◆ **WORK REQUIRED**:
Would it be possible to write out each entry below exactly, without the pictures?

[Stored data]

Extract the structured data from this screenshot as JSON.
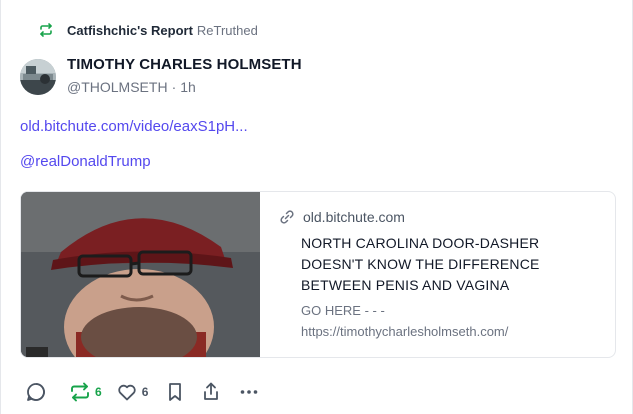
{
  "retruth": {
    "user": "Catfishchic's Report",
    "verb": "ReTruthed"
  },
  "author": {
    "name": "TIMOTHY CHARLES HOLMSETH",
    "handle": "@THOLMSETH",
    "time": "1h"
  },
  "post": {
    "link": "old.bitchute.com/video/eaxS1pH...",
    "mention": "@realDonaldTrump"
  },
  "card": {
    "domain": "old.bitchute.com",
    "title": "NORTH CAROLINA DOOR-DASHER DOESN'T KNOW THE DIFFERENCE BETWEEN PENIS AND VAGINA",
    "description_line1": "GO HERE - - -",
    "description_line2": "https://timothycharlesholmseth.com/"
  },
  "actions": {
    "retruth_count": "6",
    "like_count": "6"
  },
  "colors": {
    "accent": "#5448ee",
    "retruth_green": "#17a34a",
    "muted": "#6b7280"
  }
}
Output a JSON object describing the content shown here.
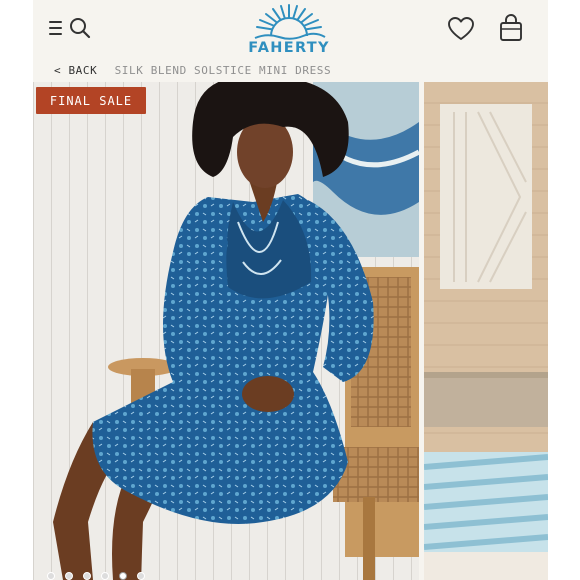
{
  "header": {
    "logo_text": "FAHERTY",
    "icons": {
      "menu": "hamburger-menu-icon",
      "search": "search-icon",
      "wishlist": "heart-icon",
      "cart": "shopping-bag-icon"
    }
  },
  "breadcrumb": {
    "back_label": "< BACK",
    "product_name": "SILK BLEND SOLSTICE MINI DRESS"
  },
  "gallery": {
    "badge": "FINAL SALE",
    "slide_count": 6,
    "active_slide": 5
  },
  "colors": {
    "brand_blue": "#2f8fbf",
    "badge_red": "#b34425",
    "dress_blue": "#1f5f97",
    "background": "#f6f4ef"
  }
}
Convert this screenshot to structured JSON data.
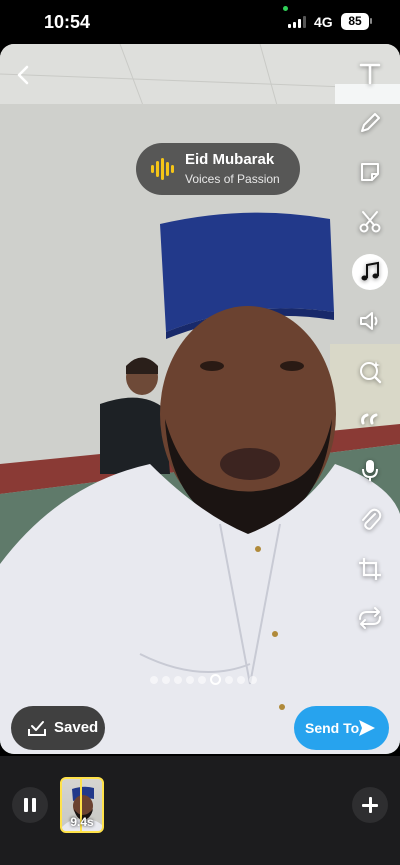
{
  "status_bar": {
    "time": "10:54",
    "network": "4G",
    "battery": "85"
  },
  "music_sticker": {
    "title": "Eid Mubarak",
    "subtitle": "Voices of Passion",
    "icon": "audio-wave-icon",
    "accent": "#f5c518"
  },
  "toolbar": {
    "tools": [
      "text-icon",
      "pencil-icon",
      "sticker-icon",
      "scissors-icon",
      "music-note-icon",
      "volume-icon",
      "ai-lens-icon",
      "quote-icon",
      "microphone-icon",
      "paperclip-icon",
      "crop-icon",
      "loop-icon"
    ],
    "active_tool": "music-note-icon"
  },
  "carousel": {
    "count": 9,
    "active_index": 5
  },
  "actions": {
    "saved_label": "Saved",
    "send_label": "Send To",
    "send_color": "#27a3ee"
  },
  "timeline": {
    "duration": "9.4s"
  }
}
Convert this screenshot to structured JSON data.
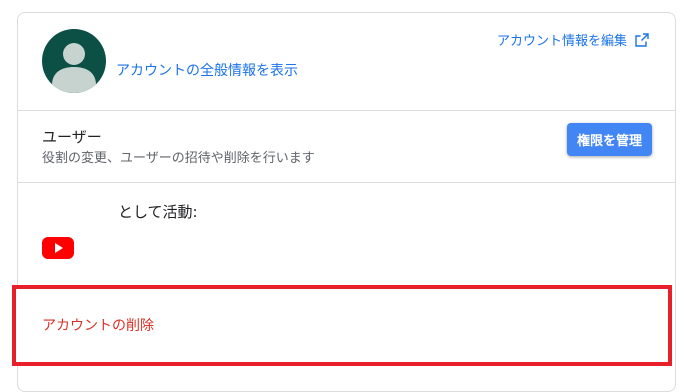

◆ **RESULT FOR THIS TASK**:
Extract the structured data from this screenshot as JSON.
{
  "retruth": {
    "user": "Catfishchic's Report",
    "verb": "ReTruthed"
  },
  "author": {
    "name": "TIMOTHY CHARLES HOLMSETH",
    "handle": "@THOLMSETH",
    "time": "1h"
  },
  "post": {
    "link": "old.bitchute.com/video/eaxS1pH...",
    "mention": "@realDonaldTrump"
  },
  "card": {
    "domain": "old.bitchute.com",
    "title": "NORTH CAROLINA DOOR-DASHER DOESN'T KNOW THE DIFFERENCE BETWEEN PENIS AND VAGINA",
    "description_line1": "GO HERE - - -",
    "description_line2": "https://timothycharlesholmseth.com/"
  },
  "actions": {
    "retruth_count": "6",
    "like_count": "6"
  },
  "colors": {
    "accent": "#5448ee",
    "retruth_green": "#17a34a",
    "muted": "#6b7280"
  }
}
Output a JSON object describing the content shown here.
{
  "header": {
    "logo_text": "FAHERTY",
    "icons": {
      "menu": "hamburger-menu-icon",
      "search": "search-icon",
      "wishlist": "heart-icon",
      "cart": "shopping-bag-icon"
    }
  },
  "breadcrumb": {
    "back_label": "< BACK",
    "product_name": "SILK BLEND SOLSTICE MINI DRESS"
  },
  "gallery": {
    "badge": "FINAL SALE",
    "slide_count": 6,
    "active_slide": 5
  },
  "colors": {
    "brand_blue": "#2f8fbf",
    "badge_red": "#b34425",
    "dress_blue": "#1f5f97",
    "background": "#f6f4ef"
  }
}
Convert this screenshot to structured JSON data.
{
  "status_bar": {
    "time": "10:54",
    "network": "4G",
    "battery": "85"
  },
  "music_sticker": {
    "title": "Eid Mubarak",
    "subtitle": "Voices of Passion",
    "icon": "audio-wave-icon",
    "accent": "#f5c518"
  },
  "toolbar": {
    "tools": [
      "text-icon",
      "pencil-icon",
      "sticker-icon",
      "scissors-icon",
      "music-note-icon",
      "volume-icon",
      "ai-lens-icon",
      "quote-icon",
      "microphone-icon",
      "paperclip-icon",
      "crop-icon",
      "loop-icon"
    ],
    "active_tool": "music-note-icon"
  },
  "carousel": {
    "count": 9,
    "active_index": 5
  },
  "actions": {
    "saved_label": "Saved",
    "send_label": "Send To",
    "send_color": "#27a3ee"
  },
  "timeline": {
    "duration": "9.4s"
  }
}
Convert this screenshot to structured JSON data.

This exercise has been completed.